* **Passage provided**:
------------------------------
ALL’S WELL THAT ENDS WELL … OR, UNHAPPILY EVER AFTER (2003)

It’s Oscar Time, so …

I have often said, and you have heard me say it, that a bright film with a mediocre ending is a mediocre film.

Conversely, a medium-good film with a terrific ending is a terrific film.

I have, over the years, watched various pictures and, in a frenzy, gone home to write new endings for them or to congratulate ordinary films with brilliant finales.

Let’s start with Fahrenheit 451, François Truffaut’s version of my novel, filmed in 1966, with some excellent casting: Oskar Werner as Montag and Cyril Cusack as the Fire Chief.

But his terrible mistake was casting Julie Christie in two confusing roles and eliminating Clarisse McClellan, the girl next door; Faber, the philosopher, and the Mechanical Hound.

An almost bright film with a brilliant ending.

The finale, with the fine Bernard Herrmann score, shows the Book People moving in a snowfall through the woods, whispering the lines from all the books they have remembered. This ending has never failed to move audiences. The film ends on this high note, and one leaves feeling you’ve seen more than was really there.

Next, consider Network, one of Sidney Lumet’s finest films, but with an ending—to me, anyway—that has always seemed incomplete.
------------------------------
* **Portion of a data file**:
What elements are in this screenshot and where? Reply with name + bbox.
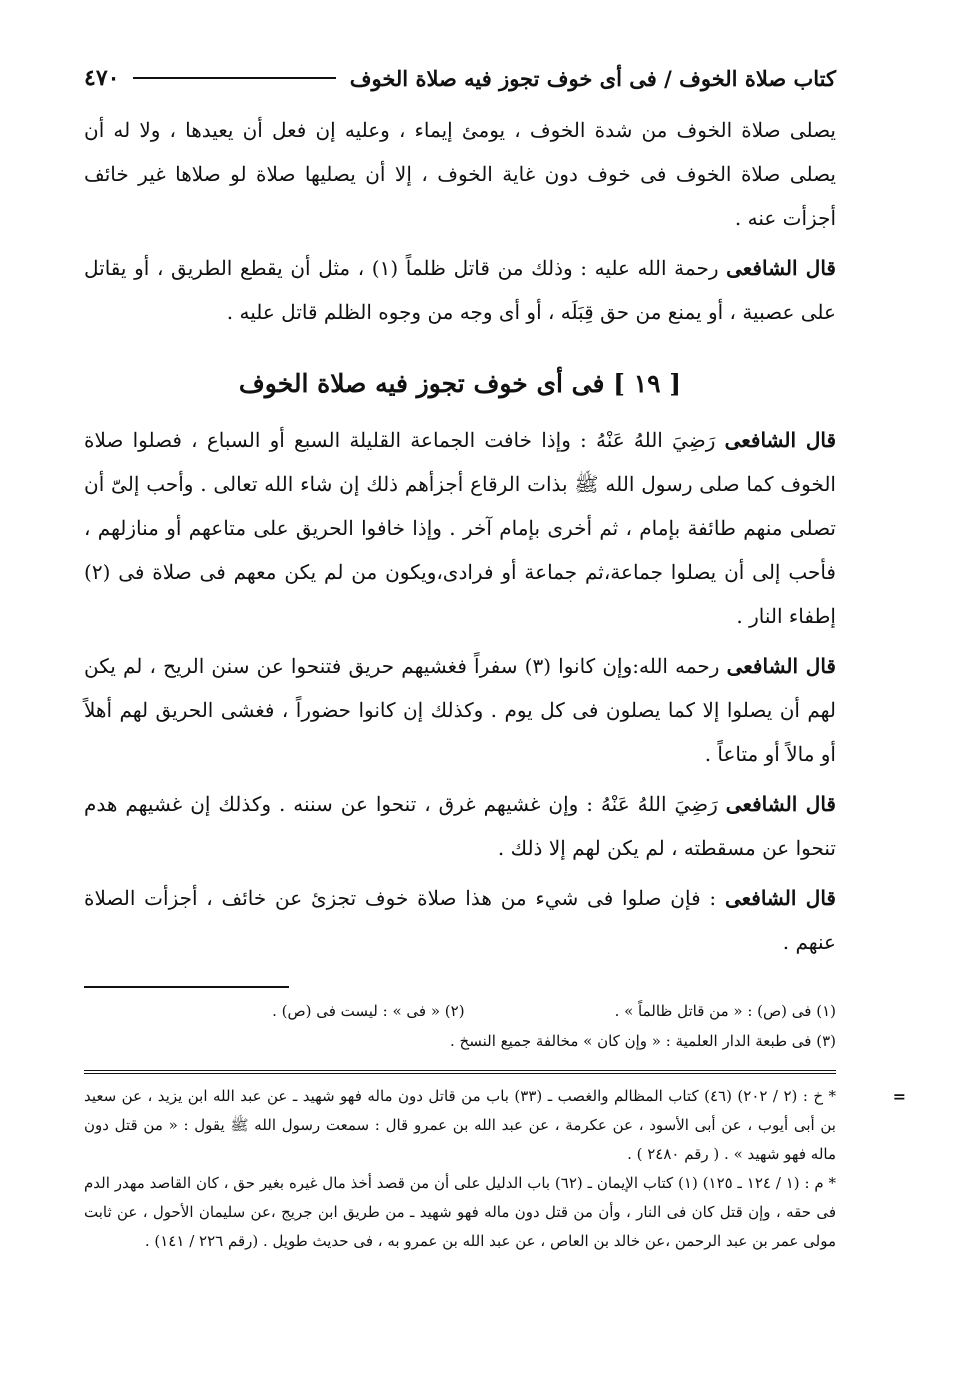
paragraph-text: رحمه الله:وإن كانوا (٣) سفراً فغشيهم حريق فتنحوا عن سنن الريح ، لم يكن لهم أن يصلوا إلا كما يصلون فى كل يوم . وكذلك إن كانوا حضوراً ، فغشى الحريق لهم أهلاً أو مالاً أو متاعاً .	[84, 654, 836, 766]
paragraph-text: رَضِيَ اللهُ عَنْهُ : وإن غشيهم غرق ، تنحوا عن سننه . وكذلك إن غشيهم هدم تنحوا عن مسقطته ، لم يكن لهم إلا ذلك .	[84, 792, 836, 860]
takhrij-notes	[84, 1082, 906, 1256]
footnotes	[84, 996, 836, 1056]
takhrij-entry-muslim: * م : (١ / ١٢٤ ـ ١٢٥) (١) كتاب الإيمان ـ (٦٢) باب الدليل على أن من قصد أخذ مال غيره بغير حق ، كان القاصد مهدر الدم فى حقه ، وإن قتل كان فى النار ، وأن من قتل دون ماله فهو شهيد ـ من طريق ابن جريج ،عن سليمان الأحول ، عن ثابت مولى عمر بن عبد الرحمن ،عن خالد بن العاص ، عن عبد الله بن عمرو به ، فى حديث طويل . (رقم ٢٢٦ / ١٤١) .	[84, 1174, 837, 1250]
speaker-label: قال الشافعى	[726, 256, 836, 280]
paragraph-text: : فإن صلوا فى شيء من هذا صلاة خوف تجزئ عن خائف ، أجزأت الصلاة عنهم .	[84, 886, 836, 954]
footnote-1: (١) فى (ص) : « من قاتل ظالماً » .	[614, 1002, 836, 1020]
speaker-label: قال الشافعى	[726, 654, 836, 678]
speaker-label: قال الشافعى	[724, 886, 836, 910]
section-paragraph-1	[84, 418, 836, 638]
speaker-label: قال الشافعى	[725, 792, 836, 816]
------------------------------
* **Exercise tasks**:
• 1. Summarize the essay on film endings in two sentences.
• 2. Carry the essay on film endings forward, beginning right after its last sentence.
The records are separate material and have no connection to the essay on film endings.

* **Answers for the tasks**:
• 1. The writer holds that a bright film with a mediocre ending is a mediocre film, while a medium-good film with a terrific ending is a terrific one. Truffaut's 1966 Fahrenheit 451 has casting mistakes and drops key characters but ends brilliantly with the Book People whispering remembered lines as they move through snowy woods, and the writer then turns to Lumet's Network, whose ending has always seemed incomplete to the writer.

• 2.
It’s the story of a network reporter (played by Peter Finch) who announces his imminent suicide. Resultantly, his ratings go up and the network gives him more power, leading to that memorable scene in mid-film where he shouts for people to throw open their windows across the country and yell, “I’m mad as hell and I’m not going to take this anymore!”

When his power diminishes, the network has him shot.

At the finale, he lies dead in the television theater.

I left the film with a dreadful feeling of incompleteness and published my own ending in the Los Angeles Times:

If you’re going to kill the Finch character, tell the public, so that on his death night his TV ratings go up again.

The next day, hold his funeral on the evening news with Walter Cronkite. His ratings go up again.

On the third day, you stash his body in a Forest Lawn Cemetery cave and roll a large rock in front of it as millions watch.

A week later, you roll the rock aside, find the tomb empty—and you have a television series.

That was my ending I sent to Sidney Lumet with apologies.

Now consider Rosemary’s Baby, a nice film but with a cowardly finis.

Its last scene finds Rosemary, whose child is Lucifer’s, searching for her lost baby, kidnapped by a witches’ coven in the next apartment.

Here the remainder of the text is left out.